[PROBLEM TO SOLVE]: Collect each line containing "from".

[PROVIDED RECORDS]:
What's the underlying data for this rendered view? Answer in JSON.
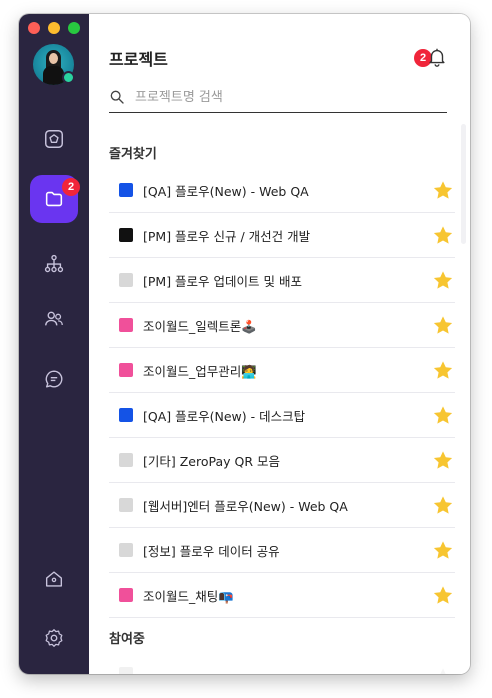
{
  "app": {
    "notifications_count": "2",
    "projects_badge": "2"
  },
  "sidebar": {
    "items": [
      {
        "name": "home-pentagon",
        "icon": "pentagon-icon"
      },
      {
        "name": "projects",
        "icon": "folder-icon",
        "active": true
      },
      {
        "name": "org-chart",
        "icon": "hierarchy-icon"
      },
      {
        "name": "people",
        "icon": "people-icon"
      },
      {
        "name": "chat",
        "icon": "chat-icon"
      }
    ],
    "bottom": [
      {
        "name": "house",
        "icon": "house-icon"
      },
      {
        "name": "settings",
        "icon": "gear-icon"
      }
    ],
    "accent": "#6a35f0",
    "background": "#2a2540"
  },
  "main": {
    "title": "프로젝트",
    "search": {
      "placeholder": "프로젝트명 검색",
      "value": ""
    },
    "favorites_title": "즐겨찾기",
    "participating_title": "참여중",
    "favorites": [
      {
        "label": "[QA] 플로우(New) - Web QA",
        "color": "#1453e6"
      },
      {
        "label": "[PM] 플로우 신규 / 개선건 개발",
        "color": "#111111"
      },
      {
        "label": "[PM] 플로우 업데이트 및 배포",
        "color": "#d8d8d8"
      },
      {
        "label": "조이월드_일렉트론🕹️",
        "color": "#f0509a"
      },
      {
        "label": "조이월드_업무관리🧑‍💻",
        "color": "#f0509a"
      },
      {
        "label": "[QA] 플로우(New) - 데스크탑",
        "color": "#1453e6"
      },
      {
        "label": "[기타] ZeroPay QR 모음",
        "color": "#d8d8d8"
      },
      {
        "label": "[웹서버]엔터 플로우(New) - Web QA",
        "color": "#d8d8d8"
      },
      {
        "label": "[정보] 플로우 데이터 공유",
        "color": "#d8d8d8"
      },
      {
        "label": "조이월드_채팅📭",
        "color": "#f0509a"
      }
    ],
    "star_color": "#f7c531"
  }
}
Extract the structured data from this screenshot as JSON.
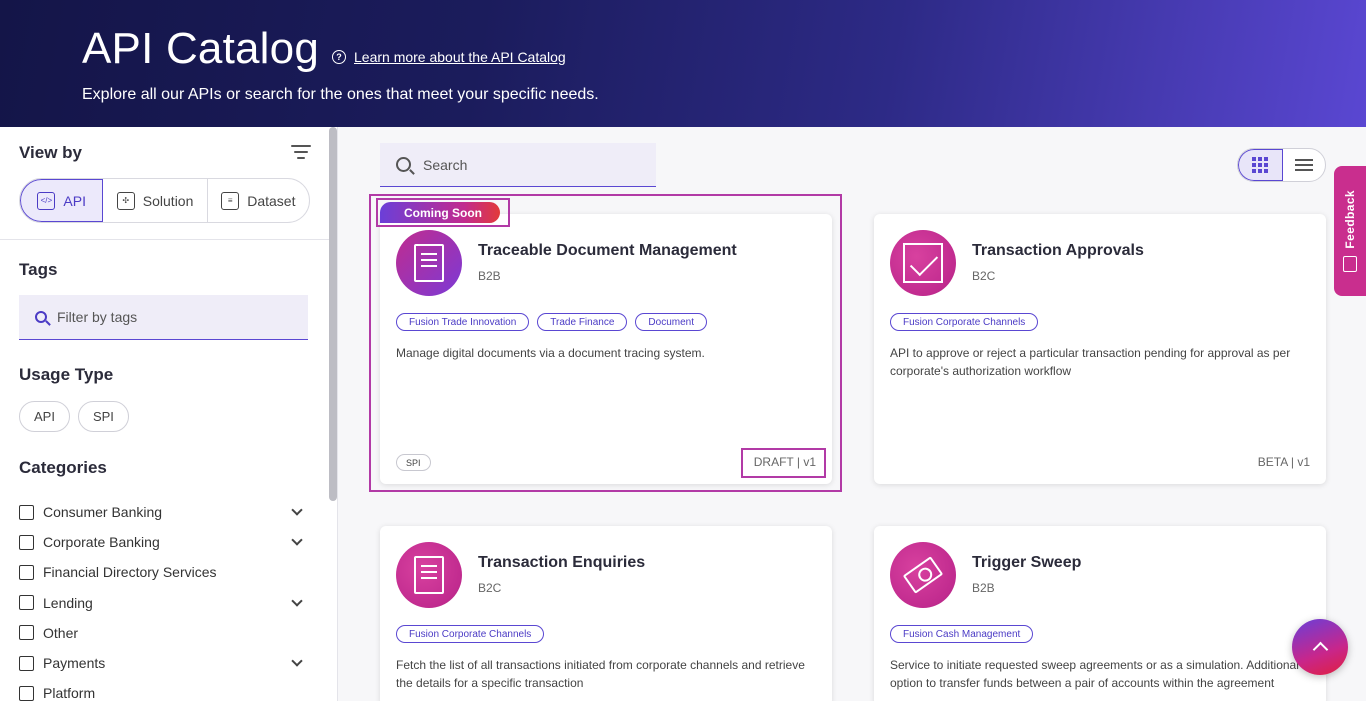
{
  "header": {
    "title": "API Catalog",
    "learn_more": "Learn more about the API Catalog",
    "subtitle": "Explore all our APIs or search for the ones that meet your specific needs."
  },
  "sidebar": {
    "view_by_title": "View by",
    "view_options": [
      {
        "label": "API",
        "icon": "code-icon",
        "active": true
      },
      {
        "label": "Solution",
        "icon": "puzzle-icon",
        "active": false
      },
      {
        "label": "Dataset",
        "icon": "database-icon",
        "active": false
      }
    ],
    "tags_title": "Tags",
    "tags_placeholder": "Filter by tags",
    "usage_type_title": "Usage Type",
    "usage_types": [
      "API",
      "SPI"
    ],
    "categories_title": "Categories",
    "categories": [
      {
        "label": "Consumer Banking",
        "expandable": true
      },
      {
        "label": "Corporate Banking",
        "expandable": true
      },
      {
        "label": "Financial Directory Services",
        "expandable": false
      },
      {
        "label": "Lending",
        "expandable": true
      },
      {
        "label": "Other",
        "expandable": false
      },
      {
        "label": "Payments",
        "expandable": true
      },
      {
        "label": "Platform",
        "expandable": false
      }
    ]
  },
  "main": {
    "search_placeholder": "Search",
    "coming_soon": "Coming Soon",
    "cards": [
      {
        "title": "Traceable Document Management",
        "sub": "B2B",
        "tags": [
          "Fusion Trade Innovation",
          "Trade Finance",
          "Document"
        ],
        "desc": "Manage digital documents via a document tracing system.",
        "badge": "SPI",
        "status": "DRAFT | v1"
      },
      {
        "title": "Transaction Approvals",
        "sub": "B2C",
        "tags": [
          "Fusion Corporate Channels"
        ],
        "desc": "API to approve or reject a particular transaction pending for approval as per corporate's authorization workflow",
        "badge": "",
        "status": "BETA | v1"
      },
      {
        "title": "Transaction Enquiries",
        "sub": "B2C",
        "tags": [
          "Fusion Corporate Channels"
        ],
        "desc": "Fetch the list of all transactions initiated from corporate channels and retrieve the details for a specific transaction",
        "badge": "",
        "status": ""
      },
      {
        "title": "Trigger Sweep",
        "sub": "B2B",
        "tags": [
          "Fusion Cash Management"
        ],
        "desc": "Service to initiate requested sweep agreements or as a simulation. Additional option to transfer funds between a pair of accounts within the agreement",
        "badge": "",
        "status": ""
      }
    ]
  },
  "feedback": {
    "label": "Feedback"
  },
  "colors": {
    "accent": "#5a47d2",
    "magenta": "#c12b8f",
    "highlight": "#b23aa6"
  }
}
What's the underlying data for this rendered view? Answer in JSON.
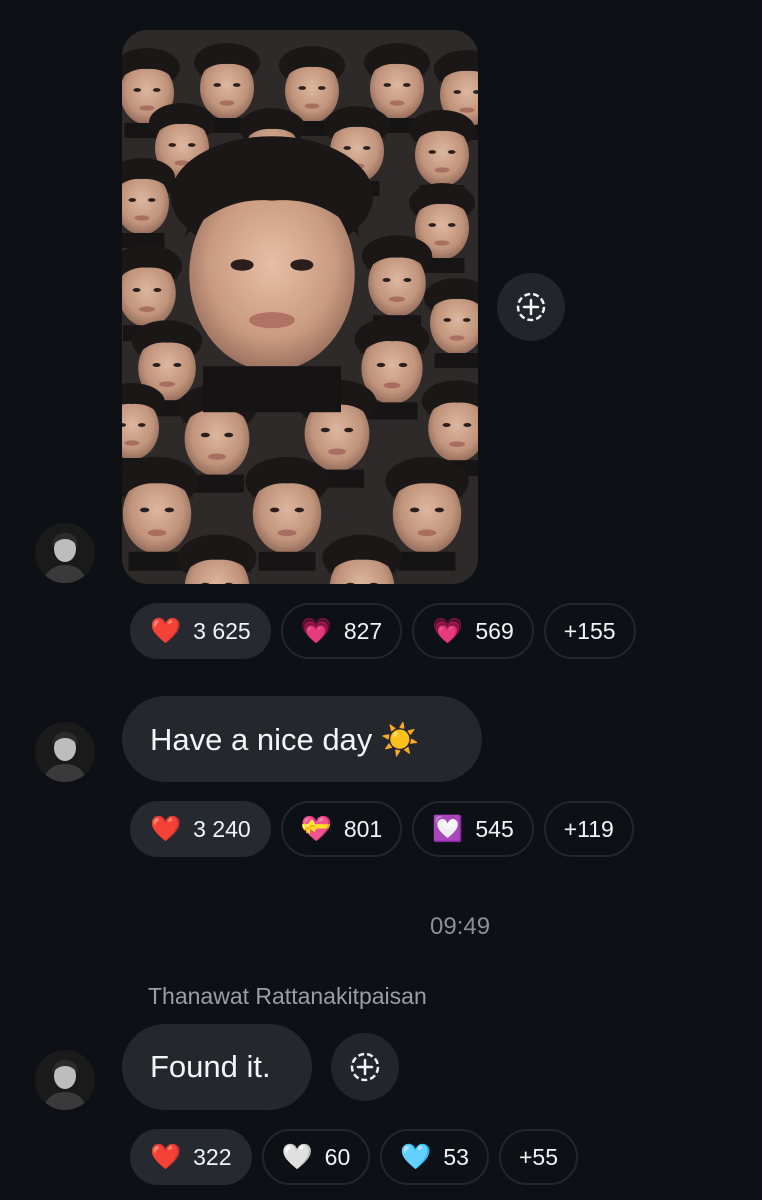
{
  "messages": [
    {
      "type": "image",
      "image_alt": "Collage of many repeated selfies of the same face with one large face in the upper center",
      "reactions": [
        {
          "emoji": "❤️",
          "count": "3 625",
          "active": true
        },
        {
          "emoji": "💗",
          "count": "827"
        },
        {
          "emoji": "💗",
          "count": "569"
        },
        {
          "emoji": "",
          "count": "+155"
        }
      ]
    },
    {
      "type": "text",
      "text": "Have a nice day ☀️",
      "reactions": [
        {
          "emoji": "❤️",
          "count": "3 240"
        },
        {
          "emoji": "💝",
          "count": "801"
        },
        {
          "emoji": "💟",
          "count": "545"
        },
        {
          "emoji": "",
          "count": "+119"
        }
      ]
    },
    {
      "type": "timestamp",
      "text": "09:49"
    },
    {
      "type": "text",
      "sender": "Thanawat Rattanakitpaisan",
      "text": "Found it.",
      "reactions": [
        {
          "emoji": "❤️",
          "count": "322",
          "active": true
        },
        {
          "emoji": "🤍",
          "count": "60"
        },
        {
          "emoji": "🩵",
          "count": "53"
        },
        {
          "emoji": "",
          "count": "+55"
        }
      ]
    }
  ],
  "icons": {
    "add_reaction": "add-reaction-icon",
    "avatar": "profile-avatar"
  },
  "colors": {
    "background": "#0d1014",
    "bubble": "#24272c",
    "pill_border": "#23272d",
    "muted_text": "#8b8f96"
  }
}
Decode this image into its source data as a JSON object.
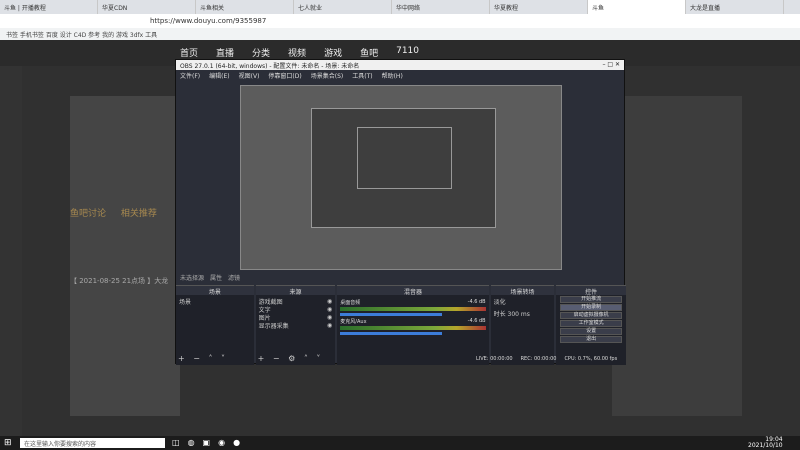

[EXERCISE RESULT]:
Extract the structured data from this screenshot as JSON.
        "desc": "Fetch the list of all transactions initiated from corporate channels and retrieve the details for a specific transaction",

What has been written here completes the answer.